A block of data
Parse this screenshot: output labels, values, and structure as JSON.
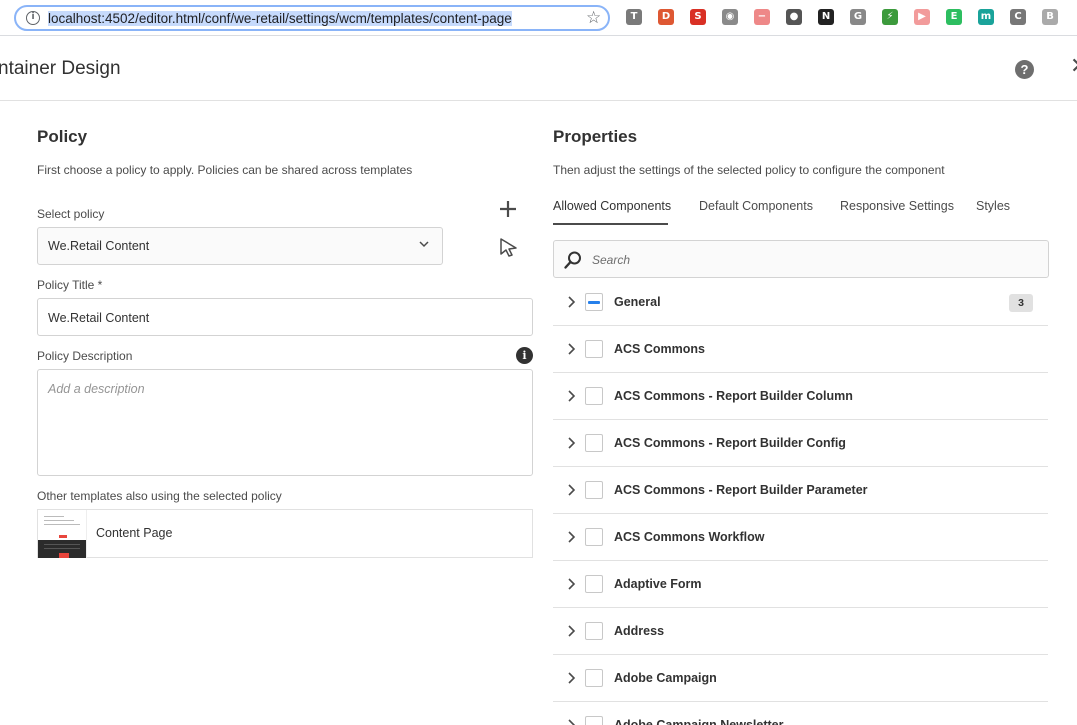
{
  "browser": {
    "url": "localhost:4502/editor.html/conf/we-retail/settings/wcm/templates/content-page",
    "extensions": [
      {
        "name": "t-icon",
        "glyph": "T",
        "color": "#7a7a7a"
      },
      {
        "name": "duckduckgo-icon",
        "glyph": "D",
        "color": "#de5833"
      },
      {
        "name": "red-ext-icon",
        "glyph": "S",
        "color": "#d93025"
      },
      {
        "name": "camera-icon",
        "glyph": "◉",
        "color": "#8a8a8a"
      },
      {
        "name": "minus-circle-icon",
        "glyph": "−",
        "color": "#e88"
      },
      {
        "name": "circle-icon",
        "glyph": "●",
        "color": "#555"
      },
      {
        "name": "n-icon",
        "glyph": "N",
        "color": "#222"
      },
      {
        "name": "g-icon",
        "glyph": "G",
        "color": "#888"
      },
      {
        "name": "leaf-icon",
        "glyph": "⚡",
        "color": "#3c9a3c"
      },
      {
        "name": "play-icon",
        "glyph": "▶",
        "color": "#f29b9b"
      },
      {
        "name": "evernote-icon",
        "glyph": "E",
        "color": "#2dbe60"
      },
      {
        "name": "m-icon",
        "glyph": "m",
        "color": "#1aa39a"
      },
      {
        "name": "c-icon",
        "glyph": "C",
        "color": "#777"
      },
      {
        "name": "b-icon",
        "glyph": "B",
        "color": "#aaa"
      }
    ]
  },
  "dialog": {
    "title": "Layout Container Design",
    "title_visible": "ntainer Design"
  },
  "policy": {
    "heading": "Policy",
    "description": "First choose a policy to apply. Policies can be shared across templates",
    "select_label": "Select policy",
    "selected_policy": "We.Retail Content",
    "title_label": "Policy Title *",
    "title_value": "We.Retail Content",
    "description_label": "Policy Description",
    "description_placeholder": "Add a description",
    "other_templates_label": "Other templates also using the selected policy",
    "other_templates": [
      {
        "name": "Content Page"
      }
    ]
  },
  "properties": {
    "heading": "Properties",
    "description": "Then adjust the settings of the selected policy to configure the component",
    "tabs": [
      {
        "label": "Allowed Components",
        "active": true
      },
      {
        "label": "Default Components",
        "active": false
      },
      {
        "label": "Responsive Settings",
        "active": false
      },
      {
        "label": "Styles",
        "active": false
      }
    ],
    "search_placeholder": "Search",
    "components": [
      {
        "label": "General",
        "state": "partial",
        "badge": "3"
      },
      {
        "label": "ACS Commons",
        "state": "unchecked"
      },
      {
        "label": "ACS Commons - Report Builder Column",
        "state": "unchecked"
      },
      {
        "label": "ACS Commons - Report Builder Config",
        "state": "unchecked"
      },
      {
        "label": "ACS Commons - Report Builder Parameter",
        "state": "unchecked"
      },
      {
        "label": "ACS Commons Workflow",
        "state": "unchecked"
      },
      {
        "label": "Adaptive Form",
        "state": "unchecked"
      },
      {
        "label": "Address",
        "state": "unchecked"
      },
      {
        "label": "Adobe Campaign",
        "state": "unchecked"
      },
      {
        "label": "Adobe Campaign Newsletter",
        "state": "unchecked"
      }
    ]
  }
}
--
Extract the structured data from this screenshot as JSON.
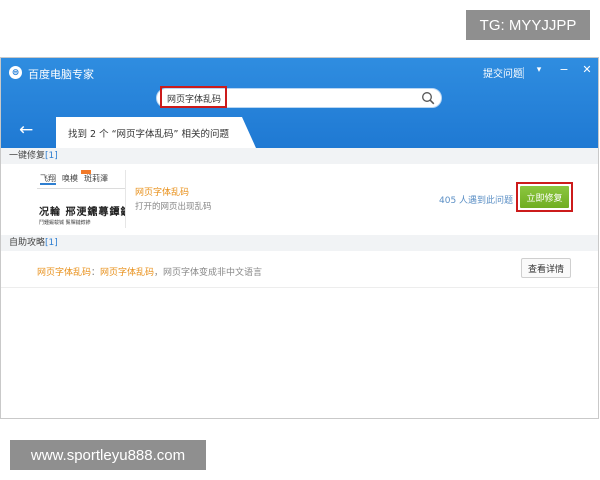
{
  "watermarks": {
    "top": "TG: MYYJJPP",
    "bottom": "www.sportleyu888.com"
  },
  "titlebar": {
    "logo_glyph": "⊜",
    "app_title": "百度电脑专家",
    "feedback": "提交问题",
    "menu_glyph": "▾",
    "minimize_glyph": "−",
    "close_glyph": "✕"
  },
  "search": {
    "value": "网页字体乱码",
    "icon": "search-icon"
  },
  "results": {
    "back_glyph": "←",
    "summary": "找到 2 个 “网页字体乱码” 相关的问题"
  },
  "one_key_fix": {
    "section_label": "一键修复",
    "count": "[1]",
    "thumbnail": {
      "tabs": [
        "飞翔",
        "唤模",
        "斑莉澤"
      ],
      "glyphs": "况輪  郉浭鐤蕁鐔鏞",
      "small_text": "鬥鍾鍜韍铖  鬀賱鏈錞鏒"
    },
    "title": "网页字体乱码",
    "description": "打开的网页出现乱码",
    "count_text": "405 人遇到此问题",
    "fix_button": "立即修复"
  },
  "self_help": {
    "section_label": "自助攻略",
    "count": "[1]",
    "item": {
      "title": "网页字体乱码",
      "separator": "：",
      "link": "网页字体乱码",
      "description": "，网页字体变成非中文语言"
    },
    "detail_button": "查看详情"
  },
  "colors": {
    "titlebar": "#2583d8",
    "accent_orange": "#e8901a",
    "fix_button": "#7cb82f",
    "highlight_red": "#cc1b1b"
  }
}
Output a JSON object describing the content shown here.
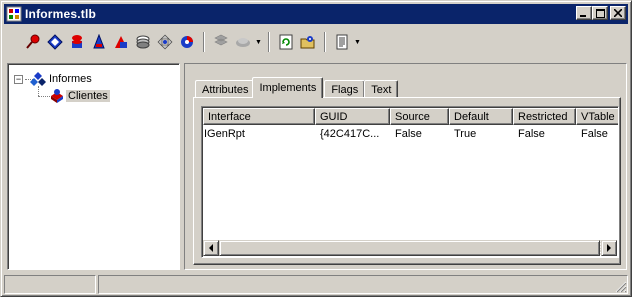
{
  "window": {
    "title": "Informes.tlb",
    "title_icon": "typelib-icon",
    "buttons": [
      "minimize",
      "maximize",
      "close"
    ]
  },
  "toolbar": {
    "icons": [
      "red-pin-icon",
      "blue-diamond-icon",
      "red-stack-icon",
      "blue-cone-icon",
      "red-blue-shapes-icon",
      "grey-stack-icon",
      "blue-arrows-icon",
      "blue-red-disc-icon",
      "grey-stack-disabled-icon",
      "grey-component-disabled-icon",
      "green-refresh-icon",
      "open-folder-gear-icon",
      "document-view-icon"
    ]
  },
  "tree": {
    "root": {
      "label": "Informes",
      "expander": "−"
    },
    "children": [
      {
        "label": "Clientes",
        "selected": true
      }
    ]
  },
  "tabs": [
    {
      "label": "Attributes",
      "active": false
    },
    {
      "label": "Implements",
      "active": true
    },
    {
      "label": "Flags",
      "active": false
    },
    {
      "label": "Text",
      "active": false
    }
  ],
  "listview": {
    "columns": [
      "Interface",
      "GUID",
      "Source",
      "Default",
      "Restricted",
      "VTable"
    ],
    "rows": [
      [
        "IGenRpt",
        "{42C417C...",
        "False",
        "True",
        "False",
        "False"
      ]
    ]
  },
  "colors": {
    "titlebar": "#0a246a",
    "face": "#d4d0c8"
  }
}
---
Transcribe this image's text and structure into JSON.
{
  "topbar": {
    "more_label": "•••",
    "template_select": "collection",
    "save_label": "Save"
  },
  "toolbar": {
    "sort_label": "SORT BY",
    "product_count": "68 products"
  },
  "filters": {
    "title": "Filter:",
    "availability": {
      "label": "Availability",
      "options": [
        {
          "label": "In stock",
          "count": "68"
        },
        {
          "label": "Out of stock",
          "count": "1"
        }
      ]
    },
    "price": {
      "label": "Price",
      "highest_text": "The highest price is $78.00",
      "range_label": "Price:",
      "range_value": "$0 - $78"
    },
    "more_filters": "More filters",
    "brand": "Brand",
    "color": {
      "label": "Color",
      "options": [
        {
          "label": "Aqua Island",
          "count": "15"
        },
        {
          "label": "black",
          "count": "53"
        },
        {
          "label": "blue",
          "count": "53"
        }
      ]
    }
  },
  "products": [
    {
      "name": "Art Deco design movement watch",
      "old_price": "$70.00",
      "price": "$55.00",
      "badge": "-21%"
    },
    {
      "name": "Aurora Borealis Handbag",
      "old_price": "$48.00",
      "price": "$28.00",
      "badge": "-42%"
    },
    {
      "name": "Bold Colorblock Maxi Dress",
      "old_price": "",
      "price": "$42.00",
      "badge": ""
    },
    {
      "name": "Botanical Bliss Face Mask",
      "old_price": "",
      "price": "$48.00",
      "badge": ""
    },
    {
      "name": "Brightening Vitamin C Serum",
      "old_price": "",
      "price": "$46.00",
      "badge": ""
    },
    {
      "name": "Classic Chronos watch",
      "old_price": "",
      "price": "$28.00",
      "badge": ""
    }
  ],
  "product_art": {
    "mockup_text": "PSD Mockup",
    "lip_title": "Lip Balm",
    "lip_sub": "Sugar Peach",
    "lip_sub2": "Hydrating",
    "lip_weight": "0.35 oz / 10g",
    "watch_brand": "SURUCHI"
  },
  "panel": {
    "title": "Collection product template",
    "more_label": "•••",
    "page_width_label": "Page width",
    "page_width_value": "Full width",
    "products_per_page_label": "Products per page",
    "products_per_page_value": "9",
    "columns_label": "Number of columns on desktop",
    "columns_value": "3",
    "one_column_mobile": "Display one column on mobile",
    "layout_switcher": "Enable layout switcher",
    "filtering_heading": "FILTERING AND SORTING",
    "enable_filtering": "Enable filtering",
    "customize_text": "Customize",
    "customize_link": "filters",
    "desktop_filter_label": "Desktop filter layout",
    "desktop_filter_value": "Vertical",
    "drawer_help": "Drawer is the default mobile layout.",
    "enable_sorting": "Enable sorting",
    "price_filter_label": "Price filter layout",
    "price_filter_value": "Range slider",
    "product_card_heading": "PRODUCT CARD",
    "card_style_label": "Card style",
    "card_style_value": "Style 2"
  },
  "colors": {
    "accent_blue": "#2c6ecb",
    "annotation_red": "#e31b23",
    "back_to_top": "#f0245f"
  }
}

WHAT THIS TASK INVOLVES = Check each line of the records above for "grey", and copy those that have it.

TASK OUTPUT =
      "grey-stack-icon",
      "grey-stack-disabled-icon",
      "grey-component-disabled-icon",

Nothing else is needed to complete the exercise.